«В искусстве все решает личность»

Российское телевидение показало передачу о режиссере Рустаме Хамдамове. Имя его почти неизвестно, мы увидели лишь фрагменты фильмов, но и по ним можно судить, какой замечательный художник появился около двух десятилетий назад и какое огромное влияние оказывал на киноискусство. Впрочем, речь сегодня не о режиссере и его судьбе. Личность и культура. Культура и история. Как один-единственный художник, в какой бы области он ни работал, может повлиять на развитие искусства. Может ли он изменить его направление, его пути. О роли личности в культуре мы и беседуем с композитором Сергеем СЛОНИМСКИМ.

«В искусстве все решает личность» |

— Что кроме личности имеет значение в искусстве? Ровным счетом ничего. Все определяет личность художника. Между тем внимание к личности, к гению (не в метафорическом, а подлинном смысле) явно недостаточно; чаще ориентируются на посредственность. Скажите, хорошо ли вы знаете музыку Витольда Лютославского, недавно ушедшего из жизни?

— Его сочинения сравнительно недавно звучали на фестивалях русского музыкального авангарда и «Музыкальная весна-94».

□ □ □ □ □

** Цель задания **
Воспроизведите дословно фрагмент исходного текста о роли личности в искусстве: от слов «Российское телевидение показало» вплоть до слов «композитором Сергеем СЛОНИМСКИМ.» включительно. Данные здесь никакой роли не играют.

** Исходные данные **
□ □ □ □ □

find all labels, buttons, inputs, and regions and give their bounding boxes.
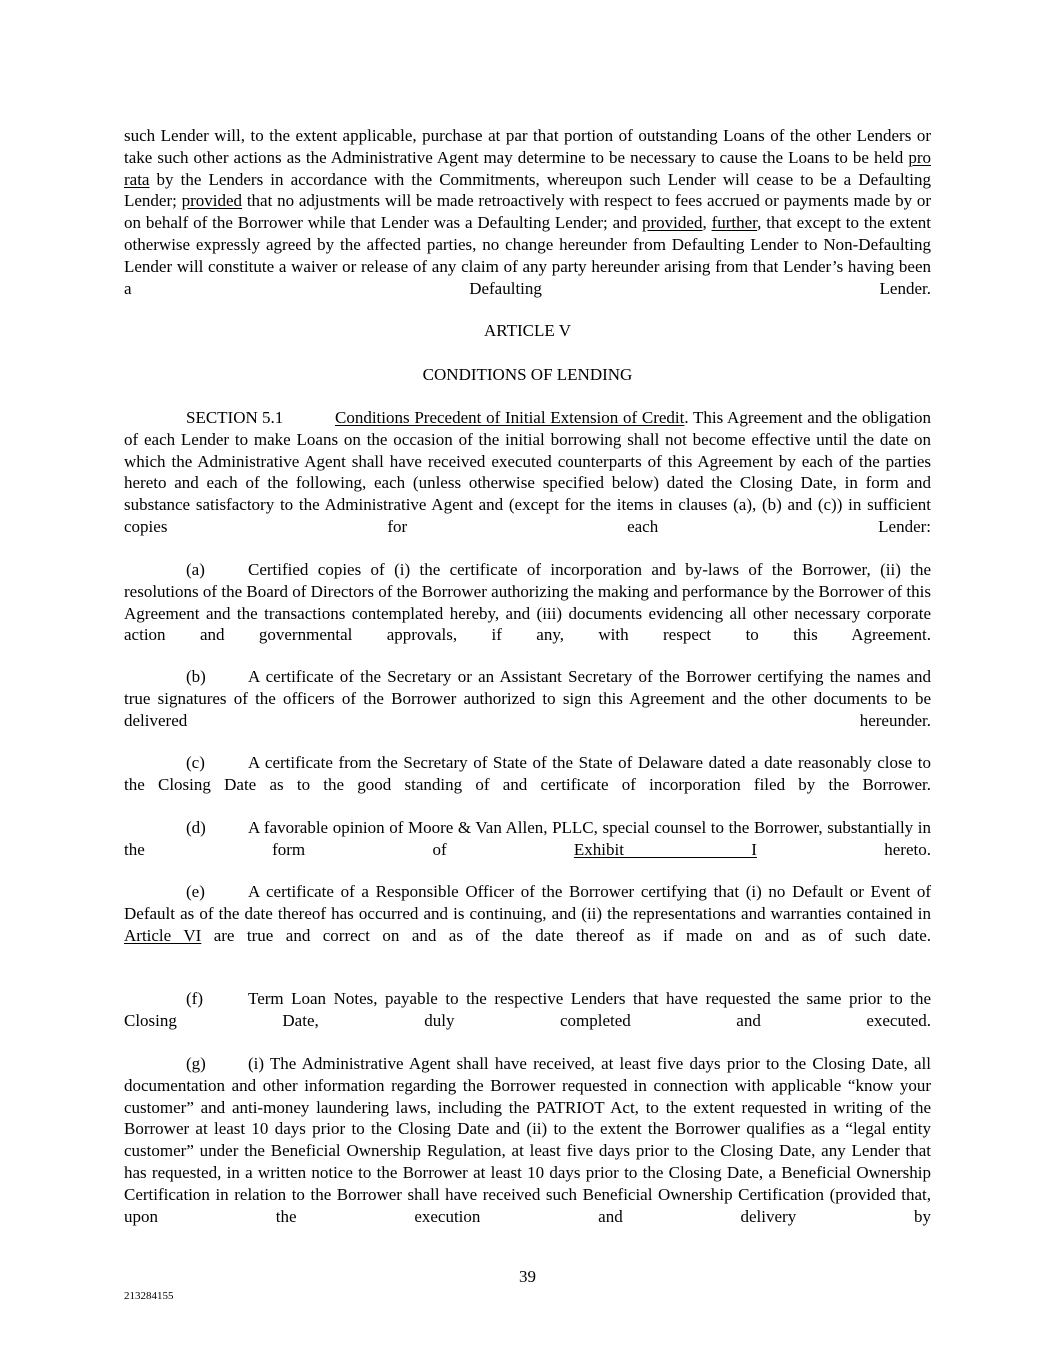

□ □ □ □ □

** Правильный ответ **
Российское телевидение показало передачу о режиссере Рустаме Хамдамове. Имя его почти неизвестно, мы увидели лишь фрагменты фильмов, но и по ним можно судить, какой замечательный художник появился около двух десятилетий назад и какое огромное влияние оказывал на киноискусство. Впрочем, речь сегодня не о режиссере и его судьбе. Личность и культура. Культура и история. Как один-единственный художник, в какой бы области он ни работал, может повлиять на развитие искусства. Может ли он изменить его направление, его пути. О роли личности в культуре мы и беседуем с композитором Сергеем СЛОНИМСКИМ.